- **What to produce**
Of all the lines in the material, how many include the word "category"? Give only the number.
-- Start of Records for processing --
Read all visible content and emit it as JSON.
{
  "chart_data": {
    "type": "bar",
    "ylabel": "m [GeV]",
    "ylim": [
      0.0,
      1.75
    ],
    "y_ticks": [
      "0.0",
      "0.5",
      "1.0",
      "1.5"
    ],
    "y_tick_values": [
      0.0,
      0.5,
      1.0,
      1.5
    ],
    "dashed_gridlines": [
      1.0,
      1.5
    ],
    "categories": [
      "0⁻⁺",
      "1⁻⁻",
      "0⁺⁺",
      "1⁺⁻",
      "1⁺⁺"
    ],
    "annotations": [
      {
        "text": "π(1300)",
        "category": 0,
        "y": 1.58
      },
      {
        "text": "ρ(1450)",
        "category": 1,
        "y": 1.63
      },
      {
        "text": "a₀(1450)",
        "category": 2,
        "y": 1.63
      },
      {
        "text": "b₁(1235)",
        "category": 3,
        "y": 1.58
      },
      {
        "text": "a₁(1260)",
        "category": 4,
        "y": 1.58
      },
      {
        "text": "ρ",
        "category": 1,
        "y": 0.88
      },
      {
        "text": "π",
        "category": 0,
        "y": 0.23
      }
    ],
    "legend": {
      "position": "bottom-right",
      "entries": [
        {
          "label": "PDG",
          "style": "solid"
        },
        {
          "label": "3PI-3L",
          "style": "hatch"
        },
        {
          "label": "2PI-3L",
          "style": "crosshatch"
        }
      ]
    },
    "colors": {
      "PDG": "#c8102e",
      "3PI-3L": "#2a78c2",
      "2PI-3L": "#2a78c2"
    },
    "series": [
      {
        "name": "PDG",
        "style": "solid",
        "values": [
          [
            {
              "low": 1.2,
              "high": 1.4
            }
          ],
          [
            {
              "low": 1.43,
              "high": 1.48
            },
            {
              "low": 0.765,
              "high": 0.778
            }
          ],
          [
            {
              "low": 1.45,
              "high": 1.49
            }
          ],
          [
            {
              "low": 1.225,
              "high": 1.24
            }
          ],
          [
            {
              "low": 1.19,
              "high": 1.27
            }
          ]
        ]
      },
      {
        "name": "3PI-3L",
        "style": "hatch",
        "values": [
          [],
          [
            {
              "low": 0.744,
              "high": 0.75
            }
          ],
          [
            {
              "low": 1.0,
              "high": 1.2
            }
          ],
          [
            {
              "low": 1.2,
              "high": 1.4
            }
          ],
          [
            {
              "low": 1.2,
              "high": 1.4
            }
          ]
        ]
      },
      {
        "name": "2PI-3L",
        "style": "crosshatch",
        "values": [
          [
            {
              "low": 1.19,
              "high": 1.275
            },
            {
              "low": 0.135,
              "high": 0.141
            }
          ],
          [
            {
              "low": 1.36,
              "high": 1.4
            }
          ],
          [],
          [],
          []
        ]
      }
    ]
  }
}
-- End of Records for processing --
- **Answer to this problem**
7